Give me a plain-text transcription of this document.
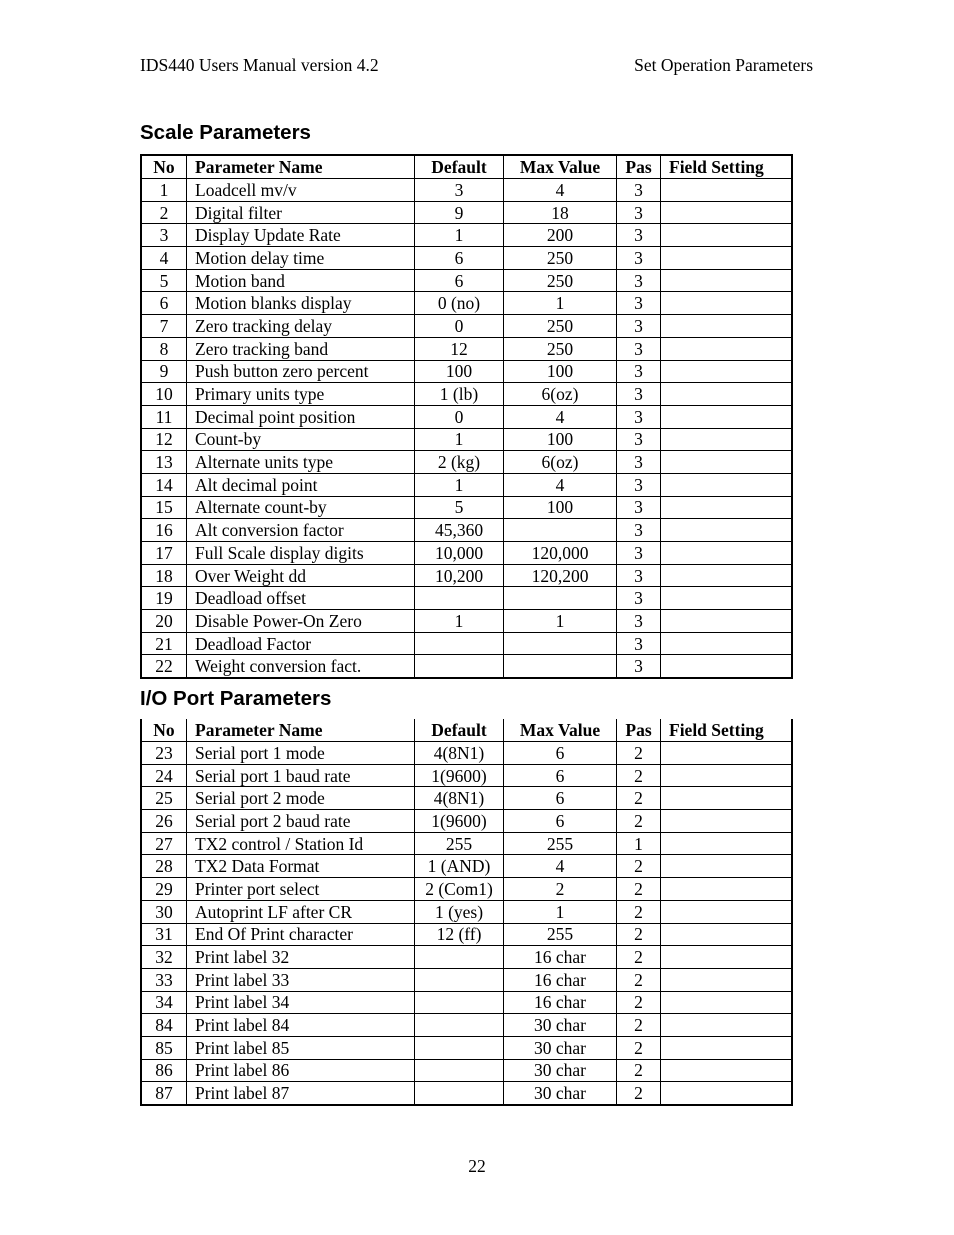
IDS440 Users Manual version 4.2	Set Operation Parameters
Scale Parameters
No	Parameter Name	Default	Max Value	Pas	Field Setting
1	Loadcell mv/v	3	4	3	
2	Digital filter	9	18	3	
3	Display Update Rate	1	200	3	
4	Motion delay time	6	250	3	
5	Motion band	6	250	3	
6	Motion blanks display	0 (no)	1	3	
7	Zero tracking delay	0	250	3	
8	Zero tracking band	12	250	3	
9	Push button zero percent	100	100	3	
10	Primary units type	1 (lb)	6(oz)	3	
11	Decimal point position	0	4	3	
12	Count-by	1	100	3	
13	Alternate units type	2 (kg)	6(oz)	3	
14	Alt decimal point	1	4	3	
15	Alternate count-by	5	100	3	
16	Alt conversion factor	45,360		3	
17	Full Scale display digits	10,000	120,000	3	
18	Over Weight dd	10,200	120,200	3	
19	Deadload offset			3	
20	Disable Power-On Zero	1	1	3	
21	Deadload Factor			3	
22	Weight conversion fact.			3	
I/O Port Parameters
No	Parameter Name	Default	Max Value	Pas	Field Setting
23	Serial port 1 mode	4(8N1)	6	2	
24	Serial port 1 baud rate	1(9600)	6	2	
25	Serial port 2 mode	4(8N1)	6	2	
26	Serial port 2 baud rate	1(9600)	6	2	
27	TX2 control / Station Id	255	255	1	
28	TX2 Data Format	1 (AND)	4	2	
29	Printer port select	2 (Com1)	2	2	
30	Autoprint LF after CR	1 (yes)	1	2	
31	End Of Print character	12 (ff)	255	2	
32	Print label 32		16 char	2	
33	Print label 33		16 char	2	
34	Print label 34		16 char	2	
84	Print label 84		30 char	2	
85	Print label 85		30 char	2	
86	Print label 86		30 char	2	
87	Print label 87		30 char	2	
22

★ ★ ★

Work out how many lines in the records above contain the word "Scale", and reply with that number alone.

2